EXERCISE OBJECTIVE:
Scan the records below for the word "членов" and give only the number of lines that hold it.

(Data entries)

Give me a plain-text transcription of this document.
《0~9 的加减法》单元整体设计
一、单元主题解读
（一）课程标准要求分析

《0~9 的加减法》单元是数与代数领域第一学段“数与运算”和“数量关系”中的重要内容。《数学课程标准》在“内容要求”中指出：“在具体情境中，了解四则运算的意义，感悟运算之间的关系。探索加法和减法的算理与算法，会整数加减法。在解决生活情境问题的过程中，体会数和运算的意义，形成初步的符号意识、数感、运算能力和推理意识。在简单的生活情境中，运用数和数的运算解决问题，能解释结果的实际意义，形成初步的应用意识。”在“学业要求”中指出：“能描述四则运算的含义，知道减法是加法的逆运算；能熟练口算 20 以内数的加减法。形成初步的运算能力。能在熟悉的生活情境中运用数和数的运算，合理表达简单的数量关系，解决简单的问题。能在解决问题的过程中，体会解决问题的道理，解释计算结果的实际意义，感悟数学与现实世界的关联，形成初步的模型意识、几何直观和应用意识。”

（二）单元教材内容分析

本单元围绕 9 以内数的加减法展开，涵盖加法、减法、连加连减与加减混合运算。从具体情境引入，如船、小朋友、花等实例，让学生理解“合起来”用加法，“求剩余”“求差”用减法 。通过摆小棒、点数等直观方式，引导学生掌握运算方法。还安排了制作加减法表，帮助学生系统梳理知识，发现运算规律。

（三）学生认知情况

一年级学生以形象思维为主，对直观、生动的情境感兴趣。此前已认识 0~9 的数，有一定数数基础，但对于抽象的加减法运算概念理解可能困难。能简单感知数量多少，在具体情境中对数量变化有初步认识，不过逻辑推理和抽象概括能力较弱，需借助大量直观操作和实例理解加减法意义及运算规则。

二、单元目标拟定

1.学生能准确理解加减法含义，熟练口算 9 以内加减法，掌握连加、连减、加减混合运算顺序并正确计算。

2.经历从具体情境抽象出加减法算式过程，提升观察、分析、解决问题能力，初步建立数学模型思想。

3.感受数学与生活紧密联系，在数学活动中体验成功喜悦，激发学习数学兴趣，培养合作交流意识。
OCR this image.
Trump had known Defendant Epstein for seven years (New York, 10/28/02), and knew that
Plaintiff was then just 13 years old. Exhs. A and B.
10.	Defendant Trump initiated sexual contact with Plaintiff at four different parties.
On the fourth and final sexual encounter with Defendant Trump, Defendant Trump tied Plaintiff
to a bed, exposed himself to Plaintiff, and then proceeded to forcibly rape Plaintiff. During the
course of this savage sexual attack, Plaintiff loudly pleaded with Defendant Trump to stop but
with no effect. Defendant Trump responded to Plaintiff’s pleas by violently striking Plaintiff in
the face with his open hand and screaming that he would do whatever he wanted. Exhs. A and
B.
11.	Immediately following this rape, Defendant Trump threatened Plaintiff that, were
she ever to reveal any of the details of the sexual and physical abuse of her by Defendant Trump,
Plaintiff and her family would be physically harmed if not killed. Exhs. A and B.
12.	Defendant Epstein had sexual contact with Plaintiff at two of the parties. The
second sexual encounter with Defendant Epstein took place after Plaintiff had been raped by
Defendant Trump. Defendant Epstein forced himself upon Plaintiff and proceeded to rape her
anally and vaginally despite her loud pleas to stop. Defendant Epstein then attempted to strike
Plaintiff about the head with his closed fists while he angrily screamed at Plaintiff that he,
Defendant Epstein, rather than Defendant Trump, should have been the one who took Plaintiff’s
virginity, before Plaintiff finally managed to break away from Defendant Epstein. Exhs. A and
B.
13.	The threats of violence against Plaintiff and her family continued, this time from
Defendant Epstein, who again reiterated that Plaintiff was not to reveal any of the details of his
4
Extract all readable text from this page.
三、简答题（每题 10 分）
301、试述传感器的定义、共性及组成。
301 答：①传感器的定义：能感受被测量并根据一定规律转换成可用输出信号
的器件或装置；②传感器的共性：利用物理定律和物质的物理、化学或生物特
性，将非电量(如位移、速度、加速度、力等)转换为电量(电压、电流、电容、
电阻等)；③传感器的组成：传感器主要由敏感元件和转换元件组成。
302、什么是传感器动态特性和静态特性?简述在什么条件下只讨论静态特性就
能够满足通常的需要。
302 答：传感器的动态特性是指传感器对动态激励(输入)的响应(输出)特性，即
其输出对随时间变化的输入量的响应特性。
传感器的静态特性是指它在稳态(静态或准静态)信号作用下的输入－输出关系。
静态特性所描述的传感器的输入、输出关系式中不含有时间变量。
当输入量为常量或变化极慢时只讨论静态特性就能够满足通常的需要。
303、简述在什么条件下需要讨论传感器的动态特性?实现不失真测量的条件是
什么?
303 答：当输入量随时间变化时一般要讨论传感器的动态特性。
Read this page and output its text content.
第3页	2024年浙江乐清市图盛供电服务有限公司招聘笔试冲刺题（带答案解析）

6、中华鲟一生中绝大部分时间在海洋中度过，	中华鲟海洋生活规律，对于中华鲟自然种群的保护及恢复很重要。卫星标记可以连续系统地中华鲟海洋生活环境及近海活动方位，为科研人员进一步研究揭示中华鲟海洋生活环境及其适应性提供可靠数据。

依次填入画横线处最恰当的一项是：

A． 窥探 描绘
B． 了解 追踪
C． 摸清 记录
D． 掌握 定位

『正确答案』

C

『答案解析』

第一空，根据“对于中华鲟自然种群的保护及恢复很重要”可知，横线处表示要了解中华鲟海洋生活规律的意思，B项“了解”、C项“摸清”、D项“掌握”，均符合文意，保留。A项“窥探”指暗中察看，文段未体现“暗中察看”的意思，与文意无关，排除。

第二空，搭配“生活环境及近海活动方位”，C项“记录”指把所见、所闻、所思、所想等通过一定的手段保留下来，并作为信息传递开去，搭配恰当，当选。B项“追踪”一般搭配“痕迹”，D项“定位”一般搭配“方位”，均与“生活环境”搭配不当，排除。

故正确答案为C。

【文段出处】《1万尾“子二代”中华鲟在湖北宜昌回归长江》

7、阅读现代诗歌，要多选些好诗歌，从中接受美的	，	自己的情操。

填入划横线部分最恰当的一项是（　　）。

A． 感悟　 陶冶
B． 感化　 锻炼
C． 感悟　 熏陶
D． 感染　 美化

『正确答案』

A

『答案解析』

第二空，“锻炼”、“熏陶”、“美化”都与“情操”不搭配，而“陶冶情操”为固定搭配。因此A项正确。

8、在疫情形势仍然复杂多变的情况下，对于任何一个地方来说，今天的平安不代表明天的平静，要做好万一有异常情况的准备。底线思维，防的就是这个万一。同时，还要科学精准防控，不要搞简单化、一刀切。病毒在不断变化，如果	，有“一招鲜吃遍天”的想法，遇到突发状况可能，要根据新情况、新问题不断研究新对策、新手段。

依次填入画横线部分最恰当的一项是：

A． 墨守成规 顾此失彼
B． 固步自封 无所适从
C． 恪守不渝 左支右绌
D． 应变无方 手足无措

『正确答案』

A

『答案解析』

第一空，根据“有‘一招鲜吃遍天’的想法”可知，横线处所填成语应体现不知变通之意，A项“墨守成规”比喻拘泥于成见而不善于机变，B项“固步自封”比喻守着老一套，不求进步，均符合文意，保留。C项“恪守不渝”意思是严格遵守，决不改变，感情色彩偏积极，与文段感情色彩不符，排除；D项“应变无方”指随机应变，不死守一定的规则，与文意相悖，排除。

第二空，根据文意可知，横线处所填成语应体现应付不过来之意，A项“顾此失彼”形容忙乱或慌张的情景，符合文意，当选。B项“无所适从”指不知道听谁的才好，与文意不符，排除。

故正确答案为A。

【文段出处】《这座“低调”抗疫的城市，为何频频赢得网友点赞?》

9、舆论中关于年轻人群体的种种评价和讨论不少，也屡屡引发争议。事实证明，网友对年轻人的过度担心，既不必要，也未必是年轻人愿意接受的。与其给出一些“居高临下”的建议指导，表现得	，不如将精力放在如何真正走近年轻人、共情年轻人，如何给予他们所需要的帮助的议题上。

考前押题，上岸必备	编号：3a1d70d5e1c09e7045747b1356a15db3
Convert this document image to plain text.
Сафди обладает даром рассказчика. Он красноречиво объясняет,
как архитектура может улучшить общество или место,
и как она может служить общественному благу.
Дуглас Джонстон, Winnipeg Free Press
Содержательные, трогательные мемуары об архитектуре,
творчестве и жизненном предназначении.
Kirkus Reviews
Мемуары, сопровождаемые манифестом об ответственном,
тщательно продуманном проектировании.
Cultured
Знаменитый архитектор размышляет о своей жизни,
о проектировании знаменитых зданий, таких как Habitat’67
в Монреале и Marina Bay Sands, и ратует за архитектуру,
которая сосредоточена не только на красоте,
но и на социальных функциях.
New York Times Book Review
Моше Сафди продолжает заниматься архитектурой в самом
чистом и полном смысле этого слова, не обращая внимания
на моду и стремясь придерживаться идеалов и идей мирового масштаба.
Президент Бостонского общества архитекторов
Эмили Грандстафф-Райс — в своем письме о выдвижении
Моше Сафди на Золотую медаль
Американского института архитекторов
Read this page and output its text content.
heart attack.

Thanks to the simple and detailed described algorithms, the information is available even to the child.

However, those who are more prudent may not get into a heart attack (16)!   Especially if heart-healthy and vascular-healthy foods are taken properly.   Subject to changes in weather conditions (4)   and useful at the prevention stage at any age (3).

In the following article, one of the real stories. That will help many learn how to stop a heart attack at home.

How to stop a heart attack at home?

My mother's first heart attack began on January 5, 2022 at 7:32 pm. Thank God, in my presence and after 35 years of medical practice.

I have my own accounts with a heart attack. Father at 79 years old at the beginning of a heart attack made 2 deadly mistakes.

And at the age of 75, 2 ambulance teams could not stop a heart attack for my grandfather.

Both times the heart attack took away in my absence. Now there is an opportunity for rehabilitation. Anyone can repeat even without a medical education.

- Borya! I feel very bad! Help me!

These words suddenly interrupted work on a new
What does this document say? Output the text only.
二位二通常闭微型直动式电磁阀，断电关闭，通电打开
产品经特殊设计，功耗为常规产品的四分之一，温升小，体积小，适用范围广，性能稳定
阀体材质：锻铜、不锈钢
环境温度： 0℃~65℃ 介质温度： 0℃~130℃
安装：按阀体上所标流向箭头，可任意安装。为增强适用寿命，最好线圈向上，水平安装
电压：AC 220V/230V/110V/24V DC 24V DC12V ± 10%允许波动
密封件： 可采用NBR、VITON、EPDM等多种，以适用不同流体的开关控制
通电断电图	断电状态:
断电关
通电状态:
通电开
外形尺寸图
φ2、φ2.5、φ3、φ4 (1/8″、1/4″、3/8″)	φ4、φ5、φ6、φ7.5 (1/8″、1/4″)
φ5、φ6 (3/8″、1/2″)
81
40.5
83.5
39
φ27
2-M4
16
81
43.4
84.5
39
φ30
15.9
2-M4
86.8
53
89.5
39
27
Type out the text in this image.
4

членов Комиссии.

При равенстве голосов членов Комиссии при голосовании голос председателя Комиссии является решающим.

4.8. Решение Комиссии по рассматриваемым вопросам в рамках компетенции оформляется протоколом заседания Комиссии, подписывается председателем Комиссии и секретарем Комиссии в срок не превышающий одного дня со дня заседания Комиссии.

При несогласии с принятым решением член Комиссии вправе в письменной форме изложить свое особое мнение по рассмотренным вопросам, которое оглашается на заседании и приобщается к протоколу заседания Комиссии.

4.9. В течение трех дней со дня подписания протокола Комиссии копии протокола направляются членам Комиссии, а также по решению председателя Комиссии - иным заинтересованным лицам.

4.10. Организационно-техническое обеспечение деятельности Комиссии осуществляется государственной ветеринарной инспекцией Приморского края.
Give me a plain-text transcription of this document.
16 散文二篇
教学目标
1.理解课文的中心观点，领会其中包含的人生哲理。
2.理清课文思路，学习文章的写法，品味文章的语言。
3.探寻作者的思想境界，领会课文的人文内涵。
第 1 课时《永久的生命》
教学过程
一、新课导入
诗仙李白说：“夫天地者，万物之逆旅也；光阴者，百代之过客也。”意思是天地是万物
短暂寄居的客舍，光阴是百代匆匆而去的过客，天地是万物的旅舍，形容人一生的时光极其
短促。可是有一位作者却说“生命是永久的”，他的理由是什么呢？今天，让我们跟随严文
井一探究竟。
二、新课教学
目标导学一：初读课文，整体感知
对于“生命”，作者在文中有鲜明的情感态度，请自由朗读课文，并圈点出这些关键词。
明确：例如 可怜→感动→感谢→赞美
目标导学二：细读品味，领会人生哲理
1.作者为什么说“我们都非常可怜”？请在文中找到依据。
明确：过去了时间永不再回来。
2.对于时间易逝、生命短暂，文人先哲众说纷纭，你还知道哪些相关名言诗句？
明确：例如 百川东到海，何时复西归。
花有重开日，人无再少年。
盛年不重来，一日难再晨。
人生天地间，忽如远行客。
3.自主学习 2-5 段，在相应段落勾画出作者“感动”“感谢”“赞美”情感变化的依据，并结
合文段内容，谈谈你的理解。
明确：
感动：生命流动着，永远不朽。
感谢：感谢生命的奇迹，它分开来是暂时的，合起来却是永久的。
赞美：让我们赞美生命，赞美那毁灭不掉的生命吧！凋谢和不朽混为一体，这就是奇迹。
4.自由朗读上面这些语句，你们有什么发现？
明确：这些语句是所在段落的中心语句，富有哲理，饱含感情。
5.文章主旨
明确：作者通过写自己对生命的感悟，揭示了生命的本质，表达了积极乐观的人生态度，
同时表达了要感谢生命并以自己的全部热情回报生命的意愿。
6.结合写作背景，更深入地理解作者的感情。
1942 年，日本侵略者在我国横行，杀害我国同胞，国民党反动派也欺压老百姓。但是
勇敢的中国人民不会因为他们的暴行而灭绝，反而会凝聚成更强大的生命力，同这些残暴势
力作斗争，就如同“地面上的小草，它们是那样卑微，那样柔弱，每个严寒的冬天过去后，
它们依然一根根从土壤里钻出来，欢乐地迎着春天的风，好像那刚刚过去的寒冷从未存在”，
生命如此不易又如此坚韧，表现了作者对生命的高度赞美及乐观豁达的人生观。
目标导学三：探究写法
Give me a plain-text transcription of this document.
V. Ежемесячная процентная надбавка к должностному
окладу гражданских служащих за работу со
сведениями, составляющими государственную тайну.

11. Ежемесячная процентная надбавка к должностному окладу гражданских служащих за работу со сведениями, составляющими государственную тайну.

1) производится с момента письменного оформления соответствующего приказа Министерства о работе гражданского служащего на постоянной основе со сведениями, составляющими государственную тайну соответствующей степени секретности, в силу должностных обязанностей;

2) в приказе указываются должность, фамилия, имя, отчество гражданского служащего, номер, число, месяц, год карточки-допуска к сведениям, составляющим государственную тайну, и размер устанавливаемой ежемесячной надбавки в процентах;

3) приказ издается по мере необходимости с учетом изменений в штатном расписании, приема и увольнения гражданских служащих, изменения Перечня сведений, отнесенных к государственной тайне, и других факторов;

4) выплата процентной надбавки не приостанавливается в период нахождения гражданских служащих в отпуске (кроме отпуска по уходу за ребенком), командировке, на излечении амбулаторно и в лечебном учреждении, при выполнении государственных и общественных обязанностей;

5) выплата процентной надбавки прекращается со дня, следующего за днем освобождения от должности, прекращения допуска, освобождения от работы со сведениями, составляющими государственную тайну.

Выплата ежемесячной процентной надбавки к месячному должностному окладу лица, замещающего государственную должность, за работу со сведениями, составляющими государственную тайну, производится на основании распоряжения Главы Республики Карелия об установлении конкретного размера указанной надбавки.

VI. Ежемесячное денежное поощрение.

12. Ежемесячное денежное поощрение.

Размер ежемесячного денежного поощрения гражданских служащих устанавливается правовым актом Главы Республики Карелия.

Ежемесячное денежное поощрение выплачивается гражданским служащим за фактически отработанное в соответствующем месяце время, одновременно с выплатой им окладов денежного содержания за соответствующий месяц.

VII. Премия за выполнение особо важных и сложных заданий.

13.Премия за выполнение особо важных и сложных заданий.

TASK RESULT:
2